◆ Source document:
Best Hanging Baskets and A Complete Guide To Hanging Basket Flowers
Who does not love to see sprawling petunias, smiling purple and yellow pansies or a burst of red geraniums in hanging baskets at their door, their favorite coffee shop or lining the streets of their hometown? Growing plants in hanging baskets adds beauty and design to any area. But with hanging baskets you must take extra care. If not properly assembled and placed, for sun or shade, many hanging gardens will never blossom or will dry out quickly.
Types of Hanging Baskets
There are several types of hanging baskets that you can choose from, depending on your gardening needs and preferences. Some common types of hanging baskets include:
- Wire baskets: These baskets are made from wire mesh and have a sturdy, lightweight design. They are widely available and are often the least expensive option.
- Plastic baskets: Plastic baskets are a lightweight and affordable option that is easy to clean and maintain. They come in a variety of colors and styles, and some are even made to look like natural materials such as wicker or wood.
- Woven baskets: Woven baskets are made from natural materials such as willow, rattan, or seagrass, and have a more natural, rustic look. They tend to be more durable than plastic baskets, but may be more expensive.
- Clay pots: Clay pots can be used as hanging baskets by attaching them to a hanger or hook. They are heavier and more fragile than other types of baskets, but they have a classic, traditional look and are good at retaining moisture.
- Self-watering baskets: These baskets have a built-in irrigation system that helps to keep the plants watered and healthy. They are convenient for gardeners who may not have the time to water their plants daily, but they can be more expensive and may be heavier than other types of baskets.

◆ Job A:
In the records, repeat the lines that open with the line containing "612, 382, 621]" and close with the line containing "533, 459, 541]", including both of those lines.
The hanging basket guide and the records are unrelated to each other.

◆ Available records:
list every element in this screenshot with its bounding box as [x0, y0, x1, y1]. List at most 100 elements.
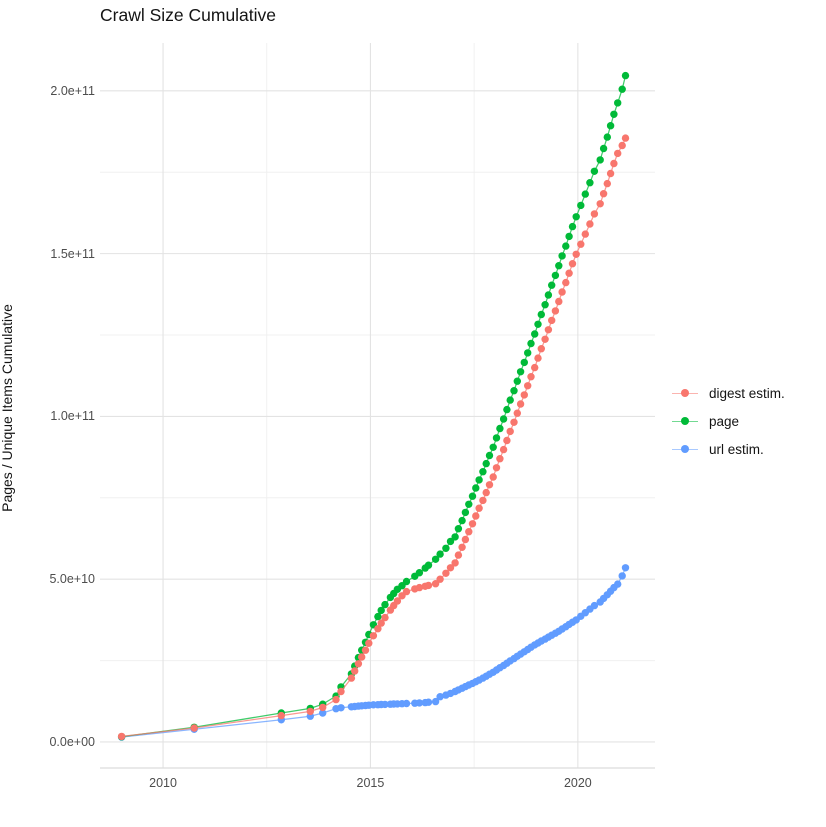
series-page-point	[374, 612, 382, 621]
series-digest-estim-point	[402, 587, 411, 596]
series-page-point	[568, 222, 577, 231]
series-digest-estim-point	[332, 695, 340, 704]
series-digest-estim-point	[586, 220, 594, 228]
series-page-point	[415, 569, 424, 577]
series-digest-estim-point	[524, 382, 532, 390]
series-digest-estim-point	[454, 551, 463, 559]
series-page-point	[496, 424, 504, 433]
series-page-point	[451, 533, 459, 541]
series-digest-estim-point	[351, 667, 359, 675]
series-page-point	[537, 310, 545, 319]
series-digest-estim-point	[277, 711, 285, 720]
series-digest-estim-point	[558, 288, 566, 296]
series-digest-estim-point	[510, 418, 518, 426]
series-page-point	[516, 368, 525, 376]
legend-key-dot	[681, 389, 689, 397]
series-page-point	[402, 577, 411, 586]
series-page-point	[621, 71, 630, 80]
series-digest-estim-point	[503, 436, 511, 445]
series-digest-estim-point	[565, 269, 573, 277]
series-page-point	[431, 555, 440, 563]
series-page-point	[534, 320, 542, 328]
series-url-estim-point	[402, 699, 411, 708]
series-digest-estim-point	[606, 169, 615, 178]
series-digest-estim-line	[121, 137, 627, 738]
series-digest-estim-point	[506, 427, 514, 436]
x-tick-label: 2015	[356, 776, 385, 790]
series-page-point	[475, 476, 483, 484]
series-page-point	[618, 85, 626, 93]
series-digest-estim-point	[482, 488, 490, 497]
series-digest-estim-point	[496, 455, 504, 463]
series-digest-estim-point	[475, 504, 483, 512]
series-page-point	[503, 405, 511, 414]
series-page-point	[606, 122, 615, 130]
series-digest-estim-point	[374, 625, 382, 633]
series-page-point	[482, 459, 490, 468]
series-digest-estim-point	[603, 179, 611, 188]
series-digest-estim-point	[568, 260, 577, 268]
legend-item-digest-estim: digest estim.	[672, 379, 785, 407]
series-digest-estim-point	[527, 373, 535, 381]
series-digest-estim-point	[369, 632, 378, 640]
legend-item-url-estim: url estim.	[672, 435, 785, 463]
series-page-point	[377, 606, 385, 615]
series-digest-estim-point	[347, 674, 356, 682]
series-page-point	[551, 271, 560, 280]
legend-key-dot	[681, 417, 689, 425]
series-digest-estim-point	[534, 354, 542, 362]
series-digest-estim-point	[614, 149, 622, 158]
series-url-estim-point	[431, 697, 440, 706]
chart-title: Crawl Size Cumulative	[100, 5, 277, 25]
series-digest-estim-point	[458, 543, 466, 551]
series-digest-estim-point	[562, 278, 570, 287]
series-digest-estim-point	[531, 363, 539, 372]
series-digest-estim-point	[551, 307, 560, 315]
series-url-estim-point	[424, 698, 433, 706]
series-digest-estim-point	[381, 613, 389, 622]
series-page-point	[581, 190, 589, 198]
series-page-point	[558, 252, 566, 260]
y-axis-title: Pages / Unique Items Cumulative	[0, 304, 15, 512]
series-digest-estim-point	[599, 190, 608, 198]
series-digest-estim-point	[581, 230, 589, 238]
series-digest-estim-point	[492, 464, 501, 472]
series-page-point	[465, 500, 473, 508]
series-url-estim-point	[614, 580, 622, 588]
series-page-point	[492, 434, 501, 442]
series-digest-estim-point	[610, 159, 618, 168]
series-page-point	[472, 484, 480, 492]
series-page-point	[541, 301, 549, 309]
series-digest-estim-point	[596, 200, 604, 208]
series-page-point	[454, 525, 463, 533]
series-page-point	[527, 339, 535, 348]
series-digest-estim-point	[436, 575, 444, 583]
series-digest-estim-point	[520, 391, 528, 399]
y-tick-label: 2.0e+11	[50, 83, 95, 98]
series-digest-estim-point	[485, 481, 494, 489]
series-digest-estim-point	[537, 345, 545, 353]
series-page-point	[446, 537, 455, 546]
series-page-point	[485, 451, 494, 460]
series-digest-estim-point	[354, 660, 363, 668]
series-page-point	[603, 133, 611, 141]
series-page-point	[555, 262, 563, 270]
series-digest-estim-point	[337, 687, 345, 696]
series-url-estim-point	[415, 699, 424, 707]
series-digest-estim-point	[365, 639, 373, 647]
series-digest-estim-point	[461, 535, 470, 544]
series-url-estim-point	[319, 709, 327, 717]
series-digest-estim-point	[555, 297, 563, 306]
series-digest-estim-point	[468, 520, 477, 528]
series-page-point	[506, 396, 514, 404]
series-page-point	[531, 330, 539, 338]
series-digest-estim-point	[431, 580, 440, 588]
series-digest-estim-point	[451, 559, 459, 567]
y-tick-label: 5.0e+10	[49, 572, 95, 587]
series-page-point	[436, 550, 444, 558]
series-digest-estim-point	[499, 445, 508, 454]
series-page-point	[510, 387, 518, 395]
series-url-estim-line	[121, 567, 627, 738]
series-page-point	[565, 232, 573, 241]
series-url-estim-point	[436, 693, 444, 701]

◆ Job B:
Copy the part of the hanging basket guide that opens with the words "- Plastic baskets: Plastic" and closes with "be more expensive.".

◆ Exercise response A:
series-page-point	[374, 612, 382, 621]
series-digest-estim-point	[402, 587, 411, 596]
series-page-point	[568, 222, 577, 231]
series-digest-estim-point	[332, 695, 340, 704]
series-digest-estim-point	[586, 220, 594, 228]
series-page-point	[415, 569, 424, 577]
series-digest-estim-point	[524, 382, 532, 390]
series-digest-estim-point	[454, 551, 463, 559]
series-page-point	[496, 424, 504, 433]
series-page-point	[451, 533, 459, 541]

◆ Exercise response B:
- Plastic baskets: Plastic baskets are a lightweight and affordable option that is easy to clean and maintain. They come in a variety of colors and styles, and some are even made to look like natural materials such as wicker or wood.
- Woven baskets: Woven baskets are made from natural materials such as willow, rattan, or seagrass, and have a more natural, rustic look. They tend to be more durable than plastic baskets, but may be more expensive.